_WHAT THE TASK REQUIRES_
The records below are split into lines. How many of those lines contain the string "постановления"? Reply with the number only.

====== DATA SUPPLIED

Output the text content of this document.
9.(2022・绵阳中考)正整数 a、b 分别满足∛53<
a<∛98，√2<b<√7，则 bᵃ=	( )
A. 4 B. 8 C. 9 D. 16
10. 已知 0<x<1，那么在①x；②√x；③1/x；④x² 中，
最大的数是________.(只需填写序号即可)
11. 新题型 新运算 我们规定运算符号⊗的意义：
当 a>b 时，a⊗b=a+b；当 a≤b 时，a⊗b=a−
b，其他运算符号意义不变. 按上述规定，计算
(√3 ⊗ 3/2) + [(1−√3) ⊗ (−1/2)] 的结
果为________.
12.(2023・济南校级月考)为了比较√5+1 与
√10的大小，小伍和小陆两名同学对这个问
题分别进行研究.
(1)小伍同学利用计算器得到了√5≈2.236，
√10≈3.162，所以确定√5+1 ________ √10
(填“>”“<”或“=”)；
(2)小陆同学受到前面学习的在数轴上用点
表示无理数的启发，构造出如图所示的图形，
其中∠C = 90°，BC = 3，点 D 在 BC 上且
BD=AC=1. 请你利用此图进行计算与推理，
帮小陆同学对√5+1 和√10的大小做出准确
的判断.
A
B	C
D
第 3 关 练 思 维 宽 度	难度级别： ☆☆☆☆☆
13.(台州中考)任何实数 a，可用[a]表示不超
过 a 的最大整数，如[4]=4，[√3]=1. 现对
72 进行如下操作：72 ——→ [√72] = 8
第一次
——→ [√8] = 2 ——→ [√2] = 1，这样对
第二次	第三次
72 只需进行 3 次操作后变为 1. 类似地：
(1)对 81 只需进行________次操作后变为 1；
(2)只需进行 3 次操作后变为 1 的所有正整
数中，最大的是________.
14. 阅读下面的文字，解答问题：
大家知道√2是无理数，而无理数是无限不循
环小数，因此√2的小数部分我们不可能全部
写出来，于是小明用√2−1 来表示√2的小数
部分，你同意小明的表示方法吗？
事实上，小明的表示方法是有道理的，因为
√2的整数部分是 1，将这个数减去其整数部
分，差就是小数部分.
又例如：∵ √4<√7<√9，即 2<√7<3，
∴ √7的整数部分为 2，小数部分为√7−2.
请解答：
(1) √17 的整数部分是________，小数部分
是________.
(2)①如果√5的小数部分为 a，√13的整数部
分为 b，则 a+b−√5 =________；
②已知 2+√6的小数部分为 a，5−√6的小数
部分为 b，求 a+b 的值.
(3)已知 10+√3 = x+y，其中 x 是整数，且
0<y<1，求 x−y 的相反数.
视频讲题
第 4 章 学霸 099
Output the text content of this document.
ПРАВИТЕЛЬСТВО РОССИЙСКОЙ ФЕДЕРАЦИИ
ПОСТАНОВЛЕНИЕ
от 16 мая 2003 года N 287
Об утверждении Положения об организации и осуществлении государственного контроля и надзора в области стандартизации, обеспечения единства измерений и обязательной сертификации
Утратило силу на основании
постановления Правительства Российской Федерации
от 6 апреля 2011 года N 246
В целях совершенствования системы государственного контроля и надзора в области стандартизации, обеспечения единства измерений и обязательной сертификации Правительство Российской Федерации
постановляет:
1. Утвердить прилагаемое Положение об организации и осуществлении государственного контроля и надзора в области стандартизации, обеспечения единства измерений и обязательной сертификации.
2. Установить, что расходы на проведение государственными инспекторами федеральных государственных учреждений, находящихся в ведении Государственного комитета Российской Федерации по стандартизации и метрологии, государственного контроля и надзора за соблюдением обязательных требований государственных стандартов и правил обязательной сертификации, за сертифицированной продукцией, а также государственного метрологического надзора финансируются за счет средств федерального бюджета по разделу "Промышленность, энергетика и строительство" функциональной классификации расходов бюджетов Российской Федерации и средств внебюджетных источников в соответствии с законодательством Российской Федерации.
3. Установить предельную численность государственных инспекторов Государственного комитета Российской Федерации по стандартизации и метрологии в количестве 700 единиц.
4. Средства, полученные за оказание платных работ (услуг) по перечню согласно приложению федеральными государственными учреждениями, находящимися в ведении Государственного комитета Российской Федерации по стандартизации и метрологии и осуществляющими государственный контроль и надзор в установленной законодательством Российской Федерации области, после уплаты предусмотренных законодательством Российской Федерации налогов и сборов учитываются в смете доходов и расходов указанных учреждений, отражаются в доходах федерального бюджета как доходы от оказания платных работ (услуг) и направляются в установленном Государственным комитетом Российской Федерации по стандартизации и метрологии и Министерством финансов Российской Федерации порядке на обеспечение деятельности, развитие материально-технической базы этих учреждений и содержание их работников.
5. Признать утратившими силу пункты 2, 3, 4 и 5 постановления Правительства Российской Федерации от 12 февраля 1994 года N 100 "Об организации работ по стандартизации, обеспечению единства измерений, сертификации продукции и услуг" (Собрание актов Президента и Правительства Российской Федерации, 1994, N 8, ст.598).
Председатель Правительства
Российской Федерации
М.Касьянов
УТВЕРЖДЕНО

============

_RESPONSE_
2